*** Available data ***

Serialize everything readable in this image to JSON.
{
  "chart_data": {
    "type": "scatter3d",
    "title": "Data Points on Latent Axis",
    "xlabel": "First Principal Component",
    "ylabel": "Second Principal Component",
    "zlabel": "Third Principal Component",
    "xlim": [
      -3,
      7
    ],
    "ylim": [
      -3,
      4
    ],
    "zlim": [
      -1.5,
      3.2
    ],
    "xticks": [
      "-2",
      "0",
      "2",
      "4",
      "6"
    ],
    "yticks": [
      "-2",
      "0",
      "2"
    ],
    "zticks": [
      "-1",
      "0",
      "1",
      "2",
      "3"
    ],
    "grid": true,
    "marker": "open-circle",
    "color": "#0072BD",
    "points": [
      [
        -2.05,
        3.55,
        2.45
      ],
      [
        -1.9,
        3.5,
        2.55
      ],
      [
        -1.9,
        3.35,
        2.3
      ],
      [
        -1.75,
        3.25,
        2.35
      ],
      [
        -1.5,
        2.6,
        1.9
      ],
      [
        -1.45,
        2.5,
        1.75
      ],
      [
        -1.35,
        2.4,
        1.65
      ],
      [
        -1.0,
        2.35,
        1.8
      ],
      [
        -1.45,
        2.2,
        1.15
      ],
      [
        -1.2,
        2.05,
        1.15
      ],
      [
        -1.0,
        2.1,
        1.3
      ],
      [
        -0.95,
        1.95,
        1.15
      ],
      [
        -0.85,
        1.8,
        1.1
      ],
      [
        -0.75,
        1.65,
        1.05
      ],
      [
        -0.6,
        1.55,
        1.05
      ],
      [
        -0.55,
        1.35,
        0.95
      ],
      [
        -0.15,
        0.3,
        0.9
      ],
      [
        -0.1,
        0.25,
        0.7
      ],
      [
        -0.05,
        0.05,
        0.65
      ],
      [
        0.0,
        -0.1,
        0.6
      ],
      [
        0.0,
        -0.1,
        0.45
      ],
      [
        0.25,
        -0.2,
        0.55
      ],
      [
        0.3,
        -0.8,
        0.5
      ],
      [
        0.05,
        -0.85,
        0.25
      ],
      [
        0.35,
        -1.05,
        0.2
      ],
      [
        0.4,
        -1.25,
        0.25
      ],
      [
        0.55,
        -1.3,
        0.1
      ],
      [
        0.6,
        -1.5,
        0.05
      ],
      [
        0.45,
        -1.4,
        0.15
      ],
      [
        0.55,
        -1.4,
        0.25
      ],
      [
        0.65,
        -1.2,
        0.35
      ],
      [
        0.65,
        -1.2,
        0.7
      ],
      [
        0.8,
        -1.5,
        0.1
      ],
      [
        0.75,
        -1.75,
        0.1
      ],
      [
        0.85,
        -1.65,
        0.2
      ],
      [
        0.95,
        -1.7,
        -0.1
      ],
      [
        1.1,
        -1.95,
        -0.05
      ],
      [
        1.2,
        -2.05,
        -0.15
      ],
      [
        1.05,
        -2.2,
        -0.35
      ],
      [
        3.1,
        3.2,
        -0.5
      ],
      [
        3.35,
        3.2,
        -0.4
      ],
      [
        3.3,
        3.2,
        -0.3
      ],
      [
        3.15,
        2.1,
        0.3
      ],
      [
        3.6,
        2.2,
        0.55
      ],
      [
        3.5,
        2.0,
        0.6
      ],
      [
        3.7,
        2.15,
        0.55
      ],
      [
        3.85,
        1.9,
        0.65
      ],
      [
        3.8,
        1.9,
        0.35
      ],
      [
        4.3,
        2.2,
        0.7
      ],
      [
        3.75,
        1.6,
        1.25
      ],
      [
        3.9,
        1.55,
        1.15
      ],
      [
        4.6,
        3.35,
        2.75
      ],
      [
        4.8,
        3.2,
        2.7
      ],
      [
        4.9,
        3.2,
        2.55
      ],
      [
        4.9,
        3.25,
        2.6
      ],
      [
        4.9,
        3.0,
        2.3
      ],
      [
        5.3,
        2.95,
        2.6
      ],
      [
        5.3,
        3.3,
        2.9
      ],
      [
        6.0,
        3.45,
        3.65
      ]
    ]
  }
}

***

*Aim of the exercise*. Give the count of lines containing "Principal", with no added text.

*Solution to the exercise*. 3